Only a number is expected: how many lines in the data below contain the word "химическаго".
## start Items
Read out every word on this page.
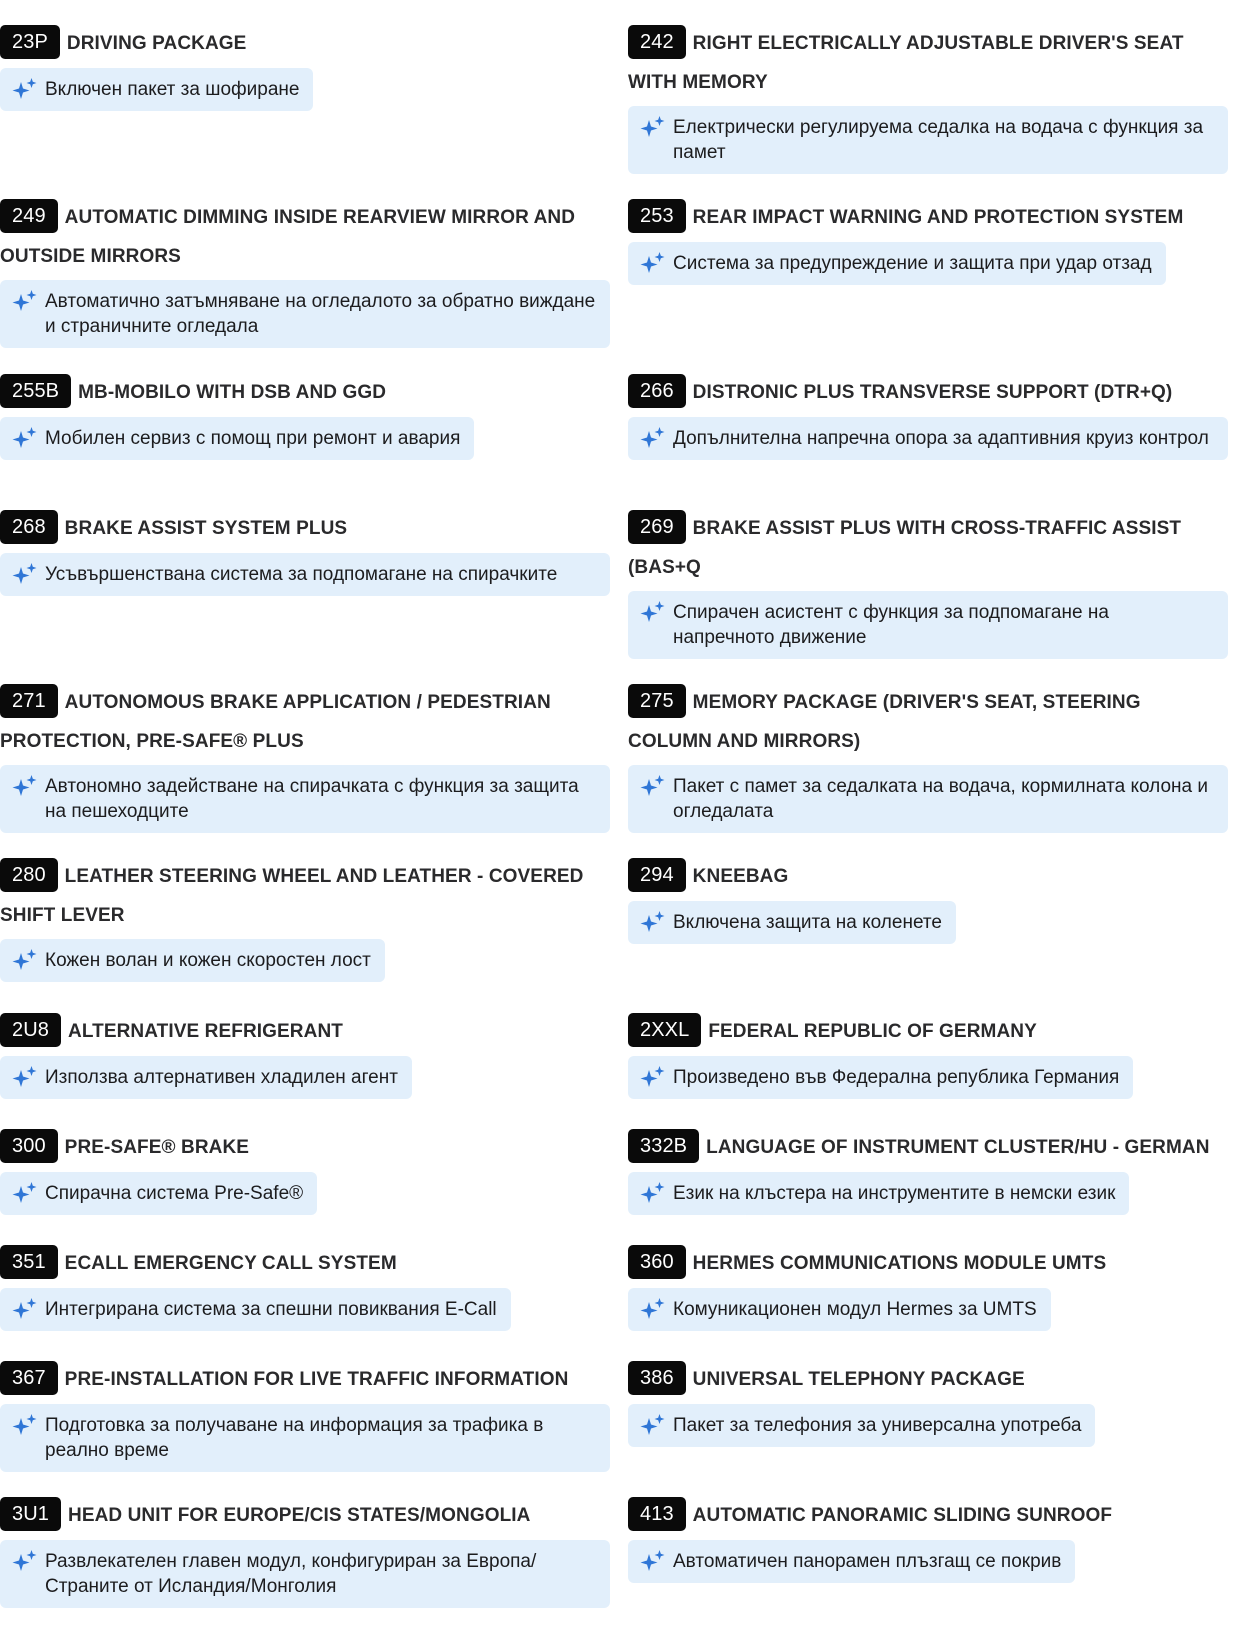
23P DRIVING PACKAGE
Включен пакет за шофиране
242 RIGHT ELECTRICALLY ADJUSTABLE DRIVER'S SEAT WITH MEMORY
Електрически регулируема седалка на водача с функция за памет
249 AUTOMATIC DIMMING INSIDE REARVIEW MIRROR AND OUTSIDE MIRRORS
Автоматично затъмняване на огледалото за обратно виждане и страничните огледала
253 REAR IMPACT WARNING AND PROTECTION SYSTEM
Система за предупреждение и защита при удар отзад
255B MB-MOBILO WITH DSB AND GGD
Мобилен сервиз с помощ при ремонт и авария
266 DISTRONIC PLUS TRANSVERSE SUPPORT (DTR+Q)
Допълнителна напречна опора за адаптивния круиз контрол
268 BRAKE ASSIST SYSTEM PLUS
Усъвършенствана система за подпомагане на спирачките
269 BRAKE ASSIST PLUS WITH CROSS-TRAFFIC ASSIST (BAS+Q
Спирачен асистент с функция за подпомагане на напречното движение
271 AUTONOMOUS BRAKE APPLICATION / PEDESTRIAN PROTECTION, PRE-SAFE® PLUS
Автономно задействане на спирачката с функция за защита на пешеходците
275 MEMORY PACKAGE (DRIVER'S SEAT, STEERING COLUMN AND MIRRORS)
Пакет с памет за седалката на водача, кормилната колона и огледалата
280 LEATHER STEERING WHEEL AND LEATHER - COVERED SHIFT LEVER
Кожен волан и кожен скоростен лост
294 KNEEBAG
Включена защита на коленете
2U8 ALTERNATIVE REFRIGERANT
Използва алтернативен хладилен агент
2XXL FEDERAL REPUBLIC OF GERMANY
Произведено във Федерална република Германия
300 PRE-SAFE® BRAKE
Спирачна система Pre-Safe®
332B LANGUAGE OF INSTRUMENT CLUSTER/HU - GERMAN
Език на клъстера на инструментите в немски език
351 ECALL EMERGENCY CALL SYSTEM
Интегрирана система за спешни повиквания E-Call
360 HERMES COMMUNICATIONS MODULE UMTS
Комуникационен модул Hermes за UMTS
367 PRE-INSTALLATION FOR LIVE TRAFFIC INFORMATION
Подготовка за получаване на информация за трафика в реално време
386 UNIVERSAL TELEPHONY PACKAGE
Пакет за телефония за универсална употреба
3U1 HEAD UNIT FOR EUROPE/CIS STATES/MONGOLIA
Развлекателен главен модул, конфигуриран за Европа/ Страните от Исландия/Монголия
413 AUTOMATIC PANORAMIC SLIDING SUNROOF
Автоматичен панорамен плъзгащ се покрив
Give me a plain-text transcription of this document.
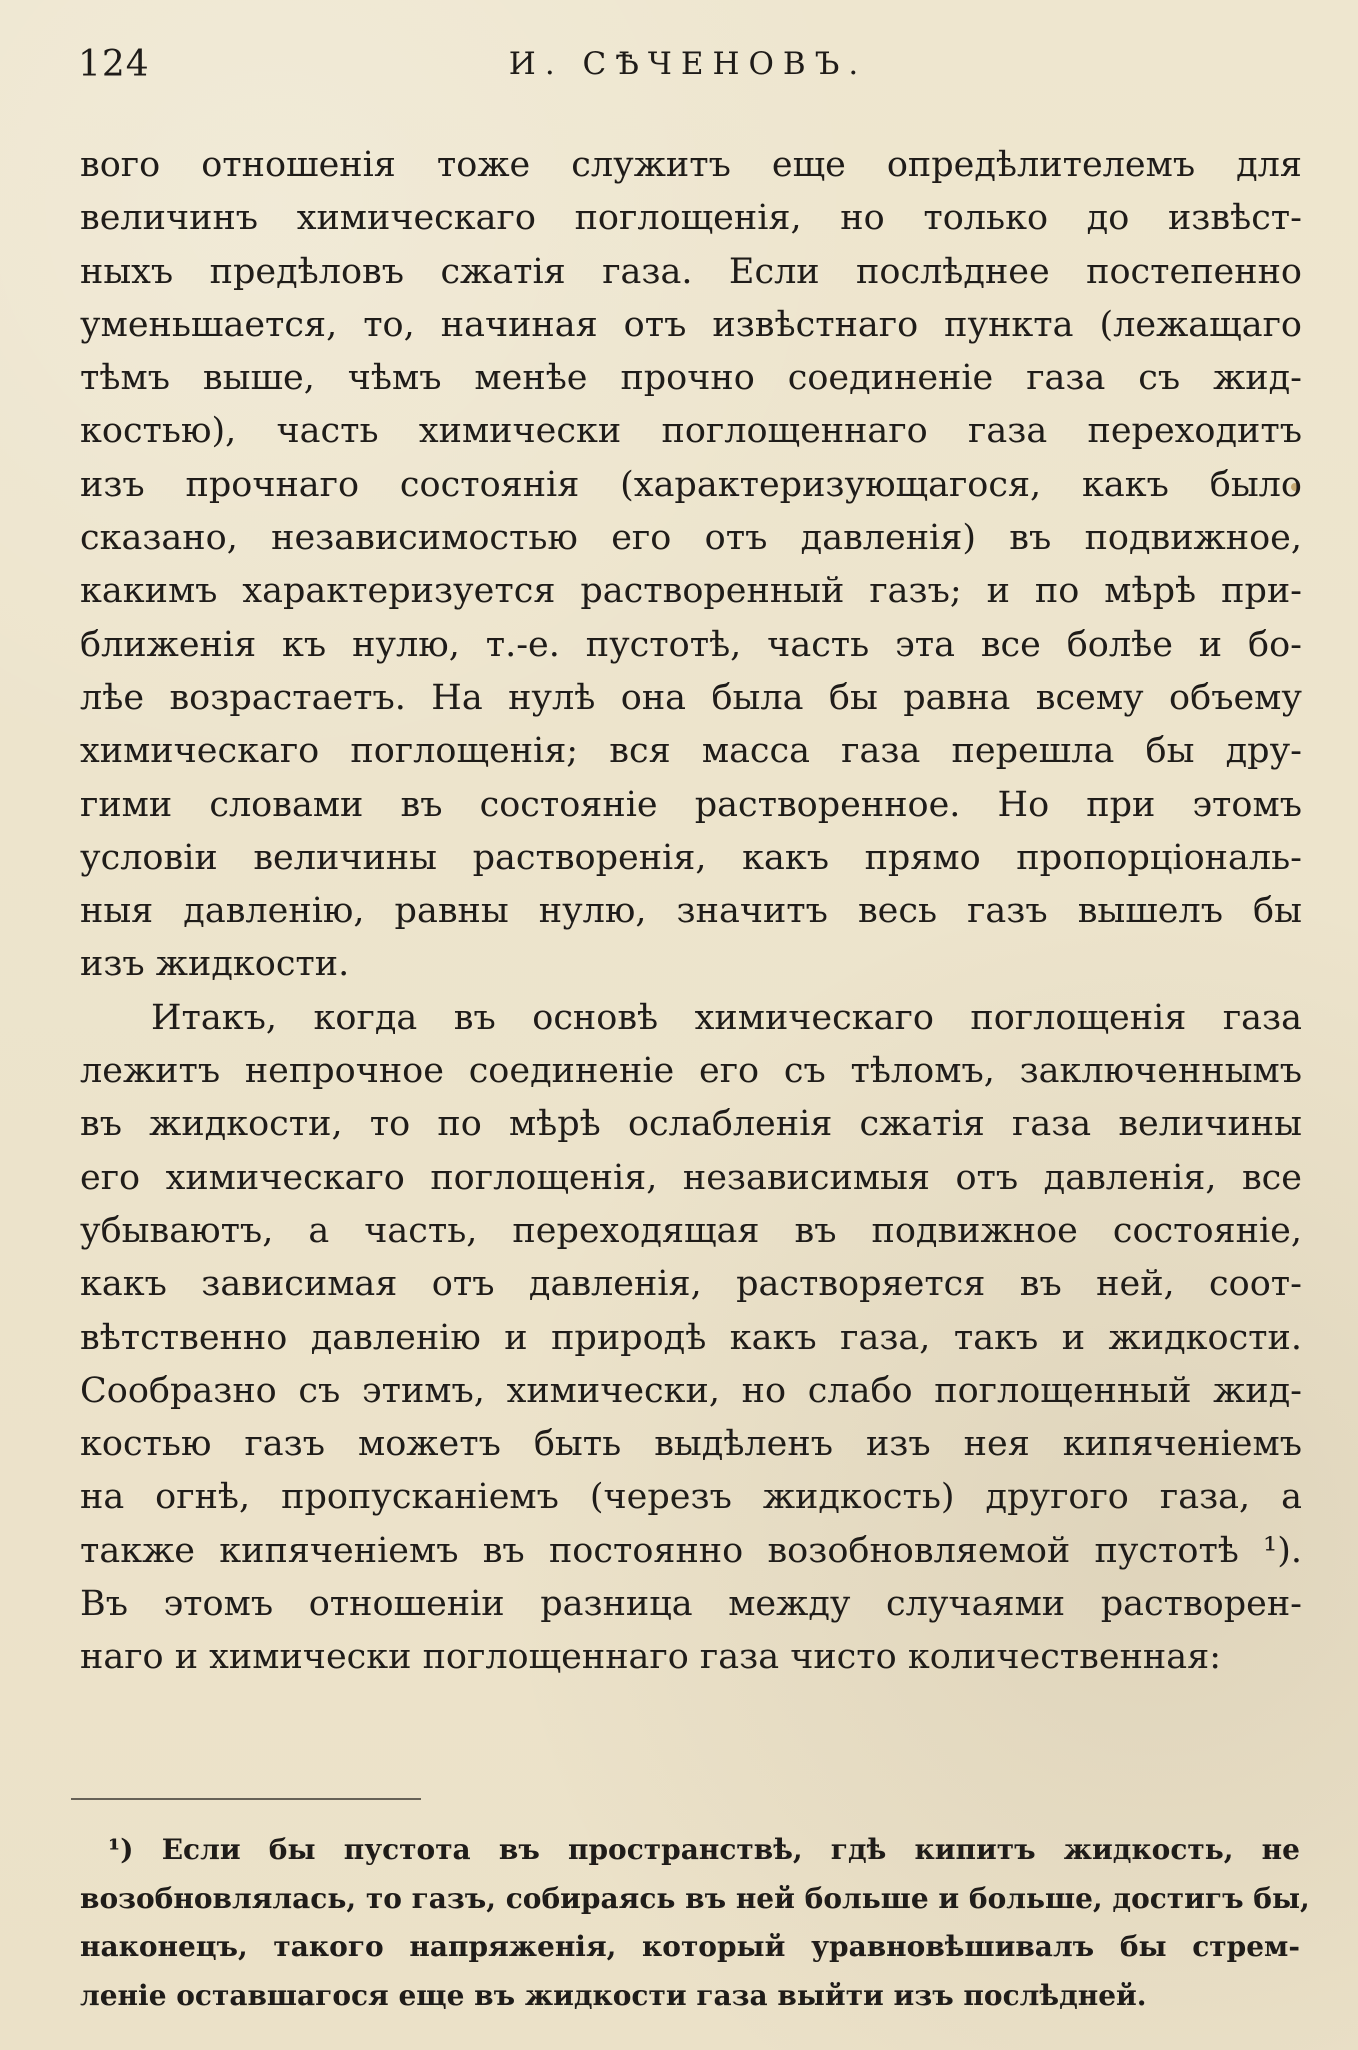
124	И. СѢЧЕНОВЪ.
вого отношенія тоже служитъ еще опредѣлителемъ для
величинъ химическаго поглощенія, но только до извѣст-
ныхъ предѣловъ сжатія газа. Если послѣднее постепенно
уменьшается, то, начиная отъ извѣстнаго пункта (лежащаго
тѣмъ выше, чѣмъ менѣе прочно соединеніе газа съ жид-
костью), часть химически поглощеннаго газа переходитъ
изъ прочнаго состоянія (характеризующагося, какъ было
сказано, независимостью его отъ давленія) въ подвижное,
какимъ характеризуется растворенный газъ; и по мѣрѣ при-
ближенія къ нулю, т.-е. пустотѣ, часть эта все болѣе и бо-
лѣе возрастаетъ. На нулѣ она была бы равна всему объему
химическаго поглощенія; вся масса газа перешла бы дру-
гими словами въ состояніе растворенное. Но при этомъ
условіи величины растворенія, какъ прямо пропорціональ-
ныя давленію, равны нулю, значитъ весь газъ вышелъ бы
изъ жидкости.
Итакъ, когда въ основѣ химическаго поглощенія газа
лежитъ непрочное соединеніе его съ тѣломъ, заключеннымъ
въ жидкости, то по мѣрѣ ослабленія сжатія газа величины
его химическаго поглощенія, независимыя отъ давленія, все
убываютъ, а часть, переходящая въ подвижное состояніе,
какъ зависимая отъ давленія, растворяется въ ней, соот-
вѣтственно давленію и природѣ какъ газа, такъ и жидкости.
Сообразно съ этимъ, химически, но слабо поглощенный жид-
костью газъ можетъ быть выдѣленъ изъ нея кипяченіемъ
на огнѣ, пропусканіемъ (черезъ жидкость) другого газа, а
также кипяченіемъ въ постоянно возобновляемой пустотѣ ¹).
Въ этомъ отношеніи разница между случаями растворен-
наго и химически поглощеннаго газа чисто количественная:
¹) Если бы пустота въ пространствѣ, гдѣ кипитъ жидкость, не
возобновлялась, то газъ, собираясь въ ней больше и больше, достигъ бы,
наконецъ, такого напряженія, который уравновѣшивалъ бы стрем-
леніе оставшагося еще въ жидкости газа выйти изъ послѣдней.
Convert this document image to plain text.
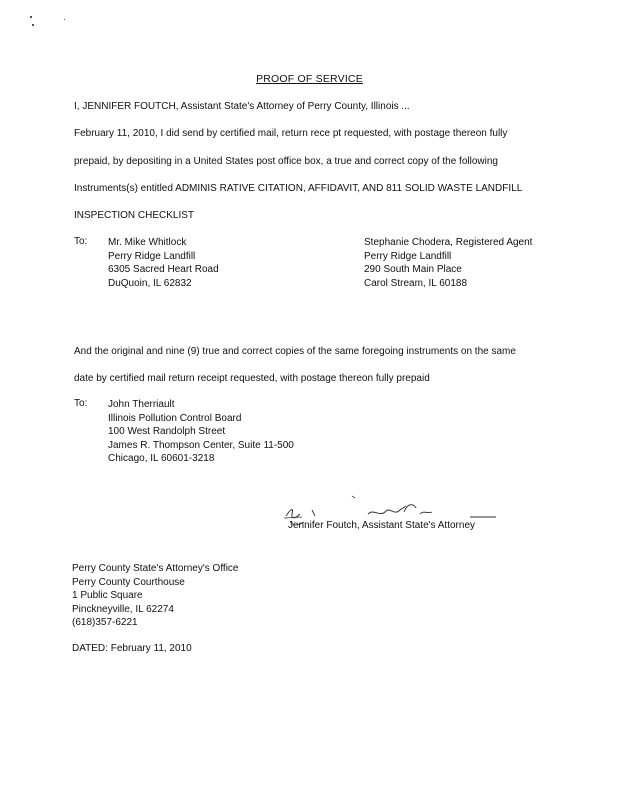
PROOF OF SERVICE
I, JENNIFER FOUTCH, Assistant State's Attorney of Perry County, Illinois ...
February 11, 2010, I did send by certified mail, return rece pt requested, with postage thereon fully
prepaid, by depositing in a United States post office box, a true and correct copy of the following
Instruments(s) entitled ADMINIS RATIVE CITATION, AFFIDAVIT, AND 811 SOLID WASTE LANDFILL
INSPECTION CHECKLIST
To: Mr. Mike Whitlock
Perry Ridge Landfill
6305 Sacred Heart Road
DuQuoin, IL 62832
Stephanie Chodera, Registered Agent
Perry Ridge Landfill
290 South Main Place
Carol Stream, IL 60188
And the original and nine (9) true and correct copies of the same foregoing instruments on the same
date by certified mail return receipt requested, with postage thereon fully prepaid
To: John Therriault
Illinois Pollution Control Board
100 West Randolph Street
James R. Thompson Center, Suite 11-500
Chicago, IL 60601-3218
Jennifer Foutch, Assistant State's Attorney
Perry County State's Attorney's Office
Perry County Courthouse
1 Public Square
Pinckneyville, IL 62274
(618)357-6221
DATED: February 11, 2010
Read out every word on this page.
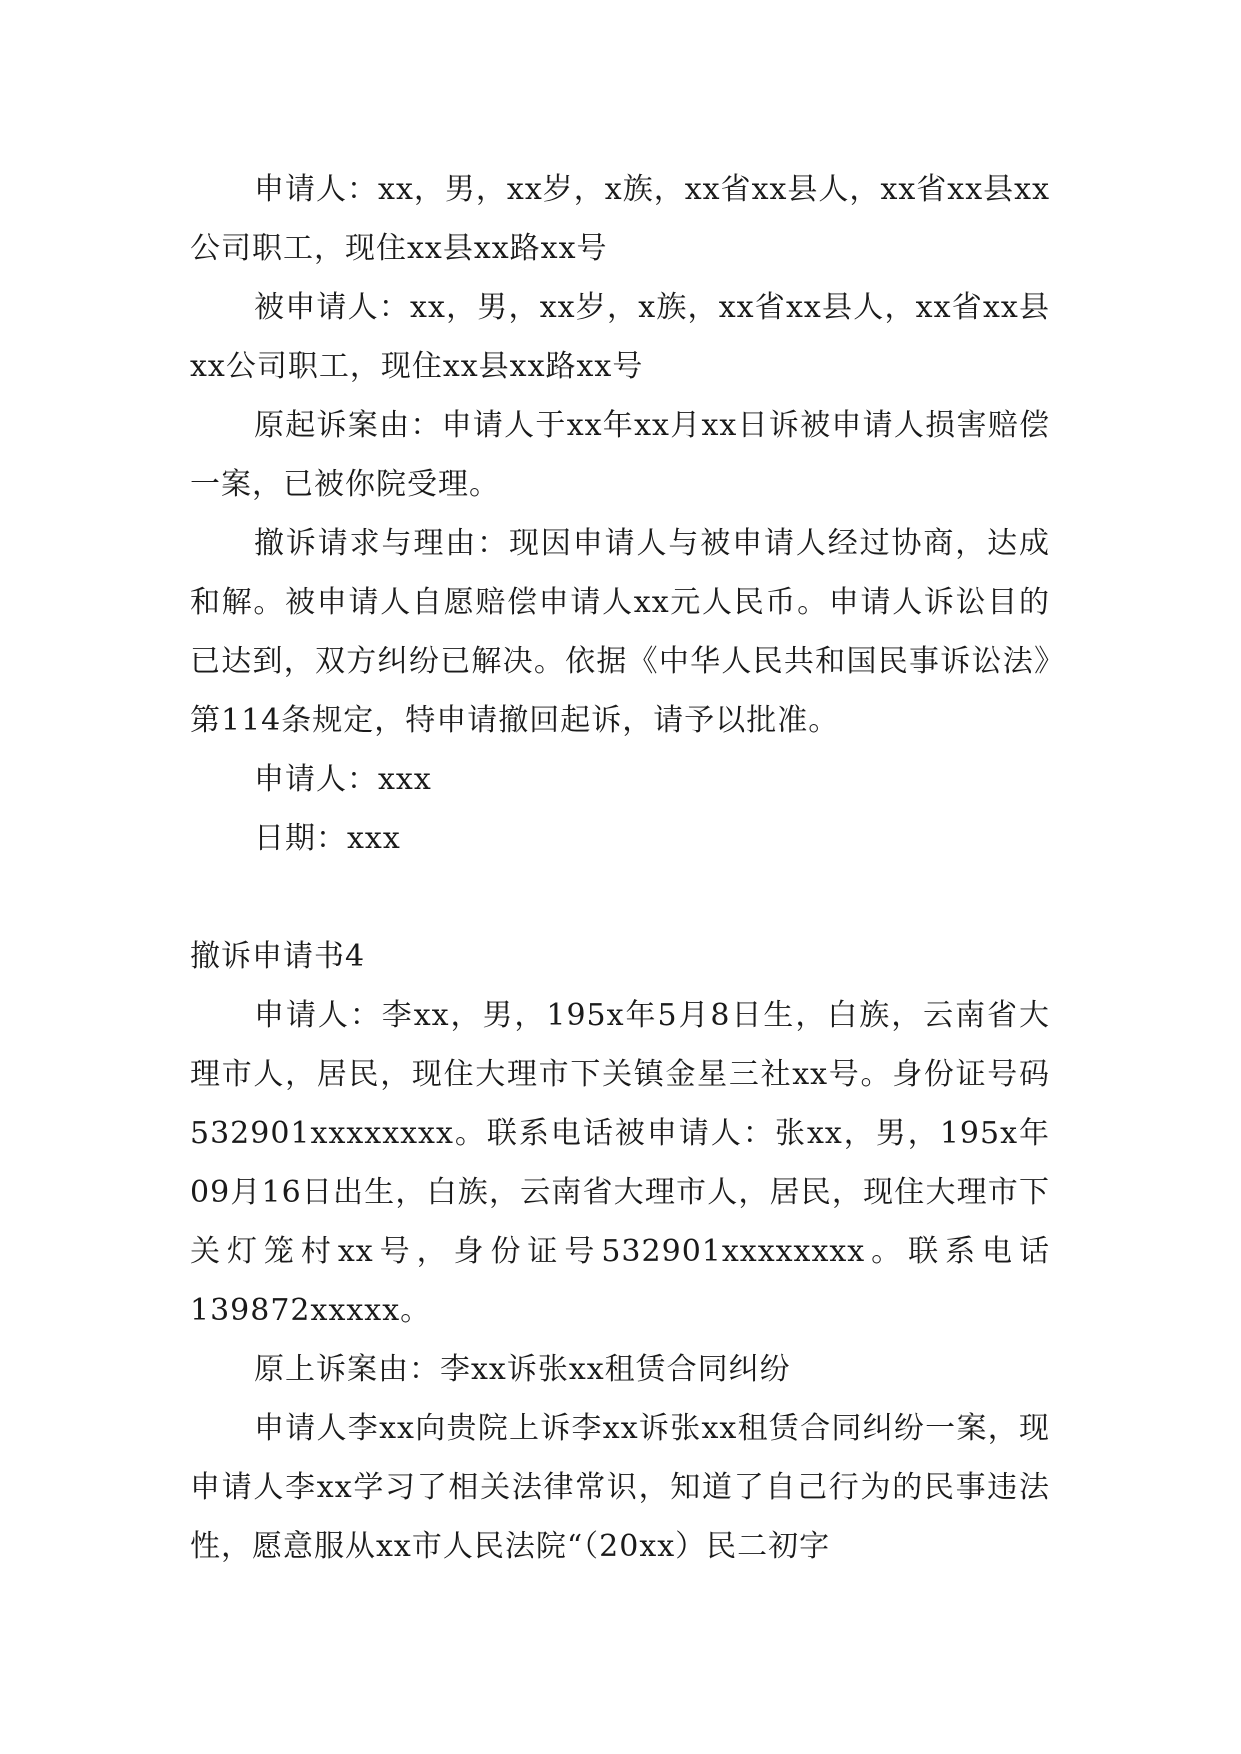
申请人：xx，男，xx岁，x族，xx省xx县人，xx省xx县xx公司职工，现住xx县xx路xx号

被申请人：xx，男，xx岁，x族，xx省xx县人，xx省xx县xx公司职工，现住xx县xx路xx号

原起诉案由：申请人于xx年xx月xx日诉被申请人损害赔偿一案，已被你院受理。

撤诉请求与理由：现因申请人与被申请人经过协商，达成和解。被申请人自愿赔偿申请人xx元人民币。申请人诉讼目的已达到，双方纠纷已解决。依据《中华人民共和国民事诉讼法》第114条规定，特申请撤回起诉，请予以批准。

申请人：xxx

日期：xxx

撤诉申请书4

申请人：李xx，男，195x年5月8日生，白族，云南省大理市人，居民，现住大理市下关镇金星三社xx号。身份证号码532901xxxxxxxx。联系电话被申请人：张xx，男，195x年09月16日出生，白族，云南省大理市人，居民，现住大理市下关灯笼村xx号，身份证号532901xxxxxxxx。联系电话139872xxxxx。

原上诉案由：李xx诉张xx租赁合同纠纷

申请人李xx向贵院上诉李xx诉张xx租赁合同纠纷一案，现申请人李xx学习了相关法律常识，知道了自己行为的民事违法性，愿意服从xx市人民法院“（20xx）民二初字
## end Items
**Task response**
4